What to work on -
Omit the pictures, please, and give each record below again exactly.

--- begin Information shown ---

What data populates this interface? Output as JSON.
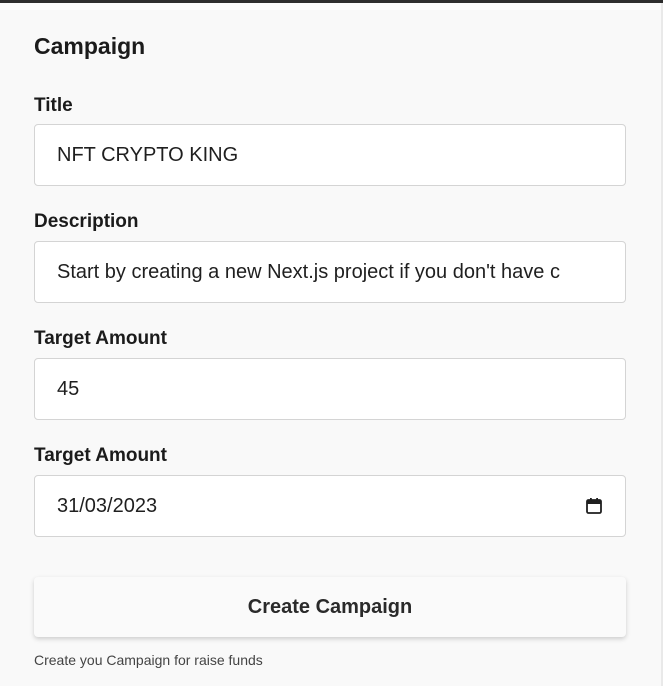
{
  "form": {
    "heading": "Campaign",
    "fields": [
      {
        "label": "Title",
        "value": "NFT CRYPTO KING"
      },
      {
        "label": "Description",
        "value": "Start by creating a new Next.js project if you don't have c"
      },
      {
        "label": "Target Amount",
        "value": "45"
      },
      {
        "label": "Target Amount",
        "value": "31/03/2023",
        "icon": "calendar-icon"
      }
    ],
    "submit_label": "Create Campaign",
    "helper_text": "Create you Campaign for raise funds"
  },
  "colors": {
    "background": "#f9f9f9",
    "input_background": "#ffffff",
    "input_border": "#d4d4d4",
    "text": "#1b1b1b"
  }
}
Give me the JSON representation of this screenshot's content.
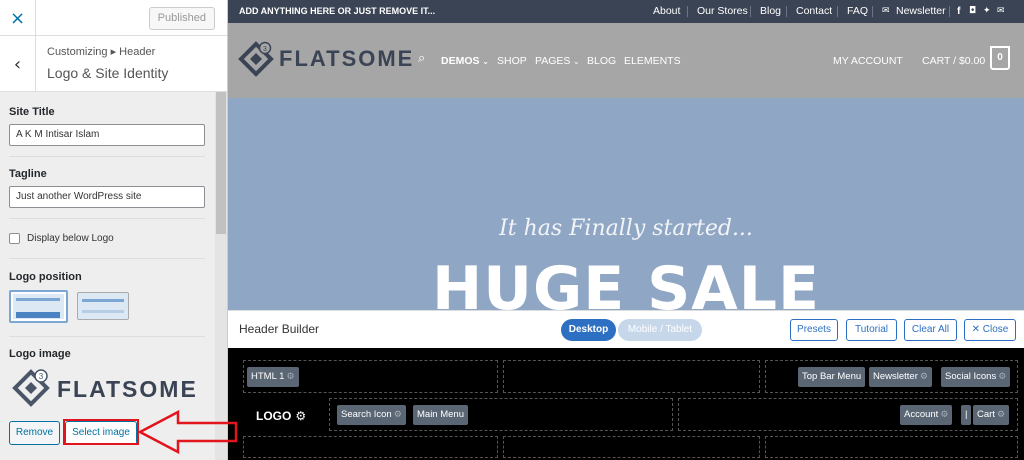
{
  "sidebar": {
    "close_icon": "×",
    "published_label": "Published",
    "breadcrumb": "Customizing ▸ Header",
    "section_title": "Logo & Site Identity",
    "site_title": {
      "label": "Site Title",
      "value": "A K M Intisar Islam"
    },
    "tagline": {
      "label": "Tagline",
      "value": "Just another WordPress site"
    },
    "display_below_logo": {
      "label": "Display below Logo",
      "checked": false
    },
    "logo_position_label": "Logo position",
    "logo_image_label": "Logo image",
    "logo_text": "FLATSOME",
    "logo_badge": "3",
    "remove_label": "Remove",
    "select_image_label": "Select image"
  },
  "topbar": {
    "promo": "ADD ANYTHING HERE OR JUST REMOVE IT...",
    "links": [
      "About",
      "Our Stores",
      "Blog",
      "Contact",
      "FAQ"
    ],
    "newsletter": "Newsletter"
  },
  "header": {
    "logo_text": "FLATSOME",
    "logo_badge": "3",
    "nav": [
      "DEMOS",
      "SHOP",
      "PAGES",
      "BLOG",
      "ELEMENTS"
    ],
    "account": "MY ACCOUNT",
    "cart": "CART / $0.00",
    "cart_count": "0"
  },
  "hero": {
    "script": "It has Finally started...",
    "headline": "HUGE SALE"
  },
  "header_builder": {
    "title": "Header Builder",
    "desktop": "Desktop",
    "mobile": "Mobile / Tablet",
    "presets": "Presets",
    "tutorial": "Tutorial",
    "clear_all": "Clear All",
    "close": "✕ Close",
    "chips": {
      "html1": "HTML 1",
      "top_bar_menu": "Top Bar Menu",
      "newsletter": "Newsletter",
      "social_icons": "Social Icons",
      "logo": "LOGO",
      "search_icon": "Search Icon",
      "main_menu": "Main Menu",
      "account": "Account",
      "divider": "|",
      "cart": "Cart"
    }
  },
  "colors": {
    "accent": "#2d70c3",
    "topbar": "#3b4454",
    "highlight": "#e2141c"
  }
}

--- end Information shown ---

Written reply -
What data populates this interface? Output as JSON.
{
  "form": {
    "heading": "Campaign",
    "fields": [
      {
        "label": "Title",
        "value": "NFT CRYPTO KING"
      },
      {
        "label": "Description",
        "value": "Start by creating a new Next.js project if you don't have c"
      },
      {
        "label": "Target Amount",
        "value": "45"
      },
      {
        "label": "Target Amount",
        "value": "31/03/2023",
        "icon": "calendar-icon"
      }
    ],
    "submit_label": "Create Campaign",
    "helper_text": "Create you Campaign for raise funds"
  },
  "colors": {
    "background": "#f9f9f9",
    "input_background": "#ffffff",
    "input_border": "#d4d4d4",
    "text": "#1b1b1b"
  }
}
Give me the JSON representation of this screenshot's content.
{
  "sidebar": {
    "close_icon": "×",
    "published_label": "Published",
    "breadcrumb": "Customizing ▸ Header",
    "section_title": "Logo & Site Identity",
    "site_title": {
      "label": "Site Title",
      "value": "A K M Intisar Islam"
    },
    "tagline": {
      "label": "Tagline",
      "value": "Just another WordPress site"
    },
    "display_below_logo": {
      "label": "Display below Logo",
      "checked": false
    },
    "logo_position_label": "Logo position",
    "logo_image_label": "Logo image",
    "logo_text": "FLATSOME",
    "logo_badge": "3",
    "remove_label": "Remove",
    "select_image_label": "Select image"
  },
  "topbar": {
    "promo": "ADD ANYTHING HERE OR JUST REMOVE IT...",
    "links": [
      "About",
      "Our Stores",
      "Blog",
      "Contact",
      "FAQ"
    ],
    "newsletter": "Newsletter"
  },
  "header": {
    "logo_text": "FLATSOME",
    "logo_badge": "3",
    "nav": [
      "DEMOS",
      "SHOP",
      "PAGES",
      "BLOG",
      "ELEMENTS"
    ],
    "account": "MY ACCOUNT",
    "cart": "CART / $0.00",
    "cart_count": "0"
  },
  "hero": {
    "script": "It has Finally started...",
    "headline": "HUGE SALE"
  },
  "header_builder": {
    "title": "Header Builder",
    "desktop": "Desktop",
    "mobile": "Mobile / Tablet",
    "presets": "Presets",
    "tutorial": "Tutorial",
    "clear_all": "Clear All",
    "close": "✕ Close",
    "chips": {
      "html1": "HTML 1",
      "top_bar_menu": "Top Bar Menu",
      "newsletter": "Newsletter",
      "social_icons": "Social Icons",
      "logo": "LOGO",
      "search_icon": "Search Icon",
      "main_menu": "Main Menu",
      "account": "Account",
      "divider": "|",
      "cart": "Cart"
    }
  },
  "colors": {
    "accent": "#2d70c3",
    "topbar": "#3b4454",
    "highlight": "#e2141c"
  }
}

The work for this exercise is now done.